• **Records provided**
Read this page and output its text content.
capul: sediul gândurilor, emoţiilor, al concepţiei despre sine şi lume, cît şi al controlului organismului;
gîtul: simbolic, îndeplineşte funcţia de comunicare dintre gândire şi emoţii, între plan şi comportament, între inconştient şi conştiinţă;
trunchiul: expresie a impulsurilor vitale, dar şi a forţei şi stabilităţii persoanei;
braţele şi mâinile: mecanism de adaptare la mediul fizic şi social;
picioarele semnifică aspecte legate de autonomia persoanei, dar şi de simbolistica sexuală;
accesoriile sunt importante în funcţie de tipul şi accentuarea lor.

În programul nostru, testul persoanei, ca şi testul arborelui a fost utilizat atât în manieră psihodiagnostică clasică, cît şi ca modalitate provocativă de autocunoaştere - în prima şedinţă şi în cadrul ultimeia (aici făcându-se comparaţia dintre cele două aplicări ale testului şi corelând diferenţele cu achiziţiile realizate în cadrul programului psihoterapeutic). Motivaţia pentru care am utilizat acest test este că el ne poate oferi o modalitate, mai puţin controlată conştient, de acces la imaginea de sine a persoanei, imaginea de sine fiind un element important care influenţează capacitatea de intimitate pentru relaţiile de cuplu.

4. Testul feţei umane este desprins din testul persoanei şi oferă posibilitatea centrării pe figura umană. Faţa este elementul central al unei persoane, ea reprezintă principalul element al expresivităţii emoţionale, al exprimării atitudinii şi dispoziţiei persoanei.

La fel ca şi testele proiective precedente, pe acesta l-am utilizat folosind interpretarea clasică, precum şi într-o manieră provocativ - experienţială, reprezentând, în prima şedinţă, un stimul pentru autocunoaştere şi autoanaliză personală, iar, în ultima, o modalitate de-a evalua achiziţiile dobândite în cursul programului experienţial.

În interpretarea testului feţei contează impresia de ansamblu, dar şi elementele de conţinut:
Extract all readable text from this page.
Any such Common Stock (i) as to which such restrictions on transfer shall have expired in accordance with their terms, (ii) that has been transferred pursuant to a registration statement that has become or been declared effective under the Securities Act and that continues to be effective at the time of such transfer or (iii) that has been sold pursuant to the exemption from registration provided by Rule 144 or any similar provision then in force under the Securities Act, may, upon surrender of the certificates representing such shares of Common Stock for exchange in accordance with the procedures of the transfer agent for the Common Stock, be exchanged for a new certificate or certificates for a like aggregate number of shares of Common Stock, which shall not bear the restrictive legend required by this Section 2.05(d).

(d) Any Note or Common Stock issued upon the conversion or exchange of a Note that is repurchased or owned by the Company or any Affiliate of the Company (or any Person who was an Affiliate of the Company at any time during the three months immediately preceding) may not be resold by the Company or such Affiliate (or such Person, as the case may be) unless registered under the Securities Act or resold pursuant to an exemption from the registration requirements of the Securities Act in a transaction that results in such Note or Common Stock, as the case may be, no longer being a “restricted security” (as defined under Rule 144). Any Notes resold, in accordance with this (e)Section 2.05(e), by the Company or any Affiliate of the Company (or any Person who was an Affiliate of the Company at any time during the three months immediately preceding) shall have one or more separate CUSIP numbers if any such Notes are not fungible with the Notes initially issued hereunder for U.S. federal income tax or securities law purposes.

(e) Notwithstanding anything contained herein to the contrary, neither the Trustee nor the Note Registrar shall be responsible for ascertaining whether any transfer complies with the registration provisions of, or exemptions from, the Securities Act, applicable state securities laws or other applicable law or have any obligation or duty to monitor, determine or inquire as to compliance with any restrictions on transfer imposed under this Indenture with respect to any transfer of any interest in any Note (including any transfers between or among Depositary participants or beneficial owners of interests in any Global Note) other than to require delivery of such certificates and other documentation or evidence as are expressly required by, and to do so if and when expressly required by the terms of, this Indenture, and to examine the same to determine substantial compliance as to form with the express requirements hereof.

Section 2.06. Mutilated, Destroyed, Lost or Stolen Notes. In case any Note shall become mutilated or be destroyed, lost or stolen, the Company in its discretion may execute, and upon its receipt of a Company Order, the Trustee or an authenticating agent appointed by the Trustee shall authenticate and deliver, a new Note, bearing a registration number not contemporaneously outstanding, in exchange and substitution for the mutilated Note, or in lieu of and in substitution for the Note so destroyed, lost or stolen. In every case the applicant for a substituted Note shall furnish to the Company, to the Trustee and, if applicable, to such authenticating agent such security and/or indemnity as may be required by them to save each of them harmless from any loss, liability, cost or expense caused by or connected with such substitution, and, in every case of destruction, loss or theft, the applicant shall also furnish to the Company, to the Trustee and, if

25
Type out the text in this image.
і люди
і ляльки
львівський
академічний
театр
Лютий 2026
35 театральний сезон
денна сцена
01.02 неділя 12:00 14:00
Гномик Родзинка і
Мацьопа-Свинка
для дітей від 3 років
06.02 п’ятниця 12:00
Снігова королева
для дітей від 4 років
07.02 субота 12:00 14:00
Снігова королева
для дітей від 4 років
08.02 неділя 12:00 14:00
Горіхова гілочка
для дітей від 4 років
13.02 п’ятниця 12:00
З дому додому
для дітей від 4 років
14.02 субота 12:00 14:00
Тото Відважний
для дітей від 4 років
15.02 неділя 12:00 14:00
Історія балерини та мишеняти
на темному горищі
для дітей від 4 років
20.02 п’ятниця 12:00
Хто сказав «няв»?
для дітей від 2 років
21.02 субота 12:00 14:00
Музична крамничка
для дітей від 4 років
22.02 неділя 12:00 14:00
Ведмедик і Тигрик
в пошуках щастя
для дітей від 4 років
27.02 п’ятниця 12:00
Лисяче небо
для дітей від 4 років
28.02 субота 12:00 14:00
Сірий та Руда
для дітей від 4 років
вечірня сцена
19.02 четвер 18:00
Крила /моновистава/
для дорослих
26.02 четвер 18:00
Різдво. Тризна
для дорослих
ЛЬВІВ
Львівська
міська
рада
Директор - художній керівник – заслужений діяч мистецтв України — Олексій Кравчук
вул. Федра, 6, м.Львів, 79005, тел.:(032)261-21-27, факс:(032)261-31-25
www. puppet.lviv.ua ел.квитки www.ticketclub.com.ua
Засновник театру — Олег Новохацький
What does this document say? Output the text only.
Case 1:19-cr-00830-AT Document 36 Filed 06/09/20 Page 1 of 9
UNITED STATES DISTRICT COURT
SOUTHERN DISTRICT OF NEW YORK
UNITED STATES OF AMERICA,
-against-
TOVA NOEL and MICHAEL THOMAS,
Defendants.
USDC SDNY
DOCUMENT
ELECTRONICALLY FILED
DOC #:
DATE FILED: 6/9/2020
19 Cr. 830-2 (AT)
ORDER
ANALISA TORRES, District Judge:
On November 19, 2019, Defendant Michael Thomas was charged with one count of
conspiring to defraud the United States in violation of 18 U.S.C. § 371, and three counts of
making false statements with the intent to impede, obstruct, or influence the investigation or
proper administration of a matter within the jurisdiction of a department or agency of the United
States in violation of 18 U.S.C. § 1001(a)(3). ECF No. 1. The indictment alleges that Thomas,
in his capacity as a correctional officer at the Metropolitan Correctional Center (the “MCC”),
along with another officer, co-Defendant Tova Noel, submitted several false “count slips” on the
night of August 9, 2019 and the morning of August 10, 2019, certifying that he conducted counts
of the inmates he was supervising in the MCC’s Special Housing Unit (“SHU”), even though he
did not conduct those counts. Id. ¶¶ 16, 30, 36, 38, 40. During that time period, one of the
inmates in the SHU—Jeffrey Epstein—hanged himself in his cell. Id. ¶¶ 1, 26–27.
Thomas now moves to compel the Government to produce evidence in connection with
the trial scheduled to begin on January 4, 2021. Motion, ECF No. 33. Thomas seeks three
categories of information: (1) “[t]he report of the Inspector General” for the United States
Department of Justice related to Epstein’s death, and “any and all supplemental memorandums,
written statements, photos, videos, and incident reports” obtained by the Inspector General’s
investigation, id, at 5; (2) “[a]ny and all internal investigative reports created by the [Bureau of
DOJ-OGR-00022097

• **Instructions to follow**
Locate the word "inmates" in the data above. Copy every line carrying it.

• **Answer in full**
of the inmates he was supervising in the MCC’s Special Housing Unit (“SHU”), even though he
inmates in the SHU—Jeffrey Epstein—hanged himself in his cell. Id. ¶¶ 1, 26–27.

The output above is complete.